TASK PROMPT:
Give every entry again, word for word.

** start **

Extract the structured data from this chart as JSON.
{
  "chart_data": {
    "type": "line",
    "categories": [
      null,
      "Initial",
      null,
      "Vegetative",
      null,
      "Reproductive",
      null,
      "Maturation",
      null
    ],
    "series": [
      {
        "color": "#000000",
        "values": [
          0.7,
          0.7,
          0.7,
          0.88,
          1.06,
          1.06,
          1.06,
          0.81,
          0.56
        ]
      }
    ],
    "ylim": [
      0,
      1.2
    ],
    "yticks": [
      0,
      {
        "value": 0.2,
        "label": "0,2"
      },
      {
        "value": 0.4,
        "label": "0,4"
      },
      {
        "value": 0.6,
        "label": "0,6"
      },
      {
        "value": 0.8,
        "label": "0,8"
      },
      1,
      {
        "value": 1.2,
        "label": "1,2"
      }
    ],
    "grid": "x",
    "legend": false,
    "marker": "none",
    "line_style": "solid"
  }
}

** end **

WRITTEN ANSWER:
Extract the structured data from this chart as JSON.
{
  "chart_data": {
    "type": "line",
    "categories": [
      null,
      "Initial",
      null,
      "Vegetative",
      null,
      "Reproductive",
      null,
      "Maturation",
      null
    ],
    "series": [
      {
        "color": "#000000",
        "values": [
          0.7,
          0.7,
          0.7,
          0.88,
          1.06,
          1.06,
          1.06,
          0.81,
          0.56
        ]
      }
    ],
    "ylim": [
      0,
      1.2
    ],
    "yticks": [
      0,
      {
        "value": 0.2,
        "label": "0,2"
      },
      {
        "value": 0.4,
        "label": "0,4"
      },
      {
        "value": 0.6,
        "label": "0,6"
      },
      {
        "value": 0.8,
        "label": "0,8"
      },
      1,
      {
        "value": 1.2,
        "label": "1,2"
      }
    ],
    "grid": "x",
    "legend": false,
    "marker": "none",
    "line_style": "solid"
  }
}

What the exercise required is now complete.